━━━━━ Exercise input

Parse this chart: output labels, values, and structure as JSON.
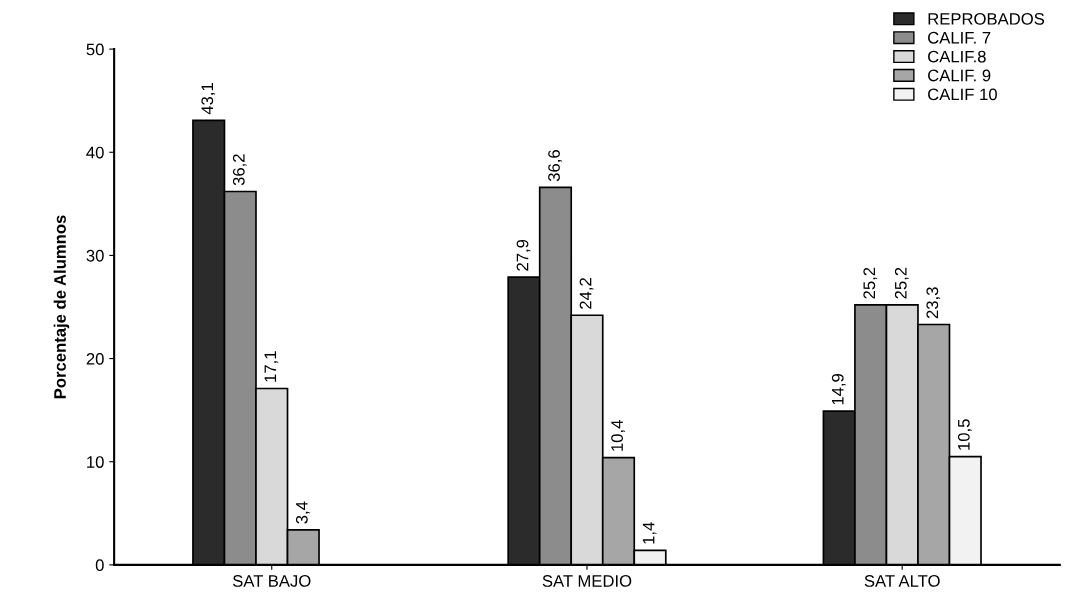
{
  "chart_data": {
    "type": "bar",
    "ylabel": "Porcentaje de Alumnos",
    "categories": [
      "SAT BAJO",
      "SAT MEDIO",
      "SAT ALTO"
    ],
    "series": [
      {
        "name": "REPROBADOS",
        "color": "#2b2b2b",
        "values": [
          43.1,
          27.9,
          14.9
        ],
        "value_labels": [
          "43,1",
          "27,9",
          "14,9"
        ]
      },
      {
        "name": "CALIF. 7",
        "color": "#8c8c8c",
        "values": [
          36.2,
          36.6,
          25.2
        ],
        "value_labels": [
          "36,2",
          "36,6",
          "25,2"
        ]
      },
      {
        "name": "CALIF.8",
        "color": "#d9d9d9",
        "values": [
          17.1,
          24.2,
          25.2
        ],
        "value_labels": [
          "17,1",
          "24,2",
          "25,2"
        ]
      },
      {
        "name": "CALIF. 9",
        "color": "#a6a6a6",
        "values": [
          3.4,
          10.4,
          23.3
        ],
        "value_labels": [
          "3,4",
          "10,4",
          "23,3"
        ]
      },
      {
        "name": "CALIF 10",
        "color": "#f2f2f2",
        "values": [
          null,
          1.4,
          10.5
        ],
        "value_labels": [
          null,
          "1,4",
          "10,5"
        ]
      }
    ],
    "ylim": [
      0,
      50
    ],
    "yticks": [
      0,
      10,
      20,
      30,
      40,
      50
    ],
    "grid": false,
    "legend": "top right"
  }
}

━━━━━━━━━━

- Written task
Quote each record exactly as it stands, minus the pictures.

- Problem solution
Parse this chart: output labels, values, and structure as JSON.
{
  "chart_data": {
    "type": "bar",
    "ylabel": "Porcentaje de Alumnos",
    "categories": [
      "SAT BAJO",
      "SAT MEDIO",
      "SAT ALTO"
    ],
    "series": [
      {
        "name": "REPROBADOS",
        "color": "#2b2b2b",
        "values": [
          43.1,
          27.9,
          14.9
        ],
        "value_labels": [
          "43,1",
          "27,9",
          "14,9"
        ]
      },
      {
        "name": "CALIF. 7",
        "color": "#8c8c8c",
        "values": [
          36.2,
          36.6,
          25.2
        ],
        "value_labels": [
          "36,2",
          "36,6",
          "25,2"
        ]
      },
      {
        "name": "CALIF.8",
        "color": "#d9d9d9",
        "values": [
          17.1,
          24.2,
          25.2
        ],
        "value_labels": [
          "17,1",
          "24,2",
          "25,2"
        ]
      },
      {
        "name": "CALIF. 9",
        "color": "#a6a6a6",
        "values": [
          3.4,
          10.4,
          23.3
        ],
        "value_labels": [
          "3,4",
          "10,4",
          "23,3"
        ]
      },
      {
        "name": "CALIF 10",
        "color": "#f2f2f2",
        "values": [
          null,
          1.4,
          10.5
        ],
        "value_labels": [
          null,
          "1,4",
          "10,5"
        ]
      }
    ],
    "ylim": [
      0,
      50
    ],
    "yticks": [
      0,
      10,
      20,
      30,
      40,
      50
    ],
    "grid": false,
    "legend": "top right"
  }
}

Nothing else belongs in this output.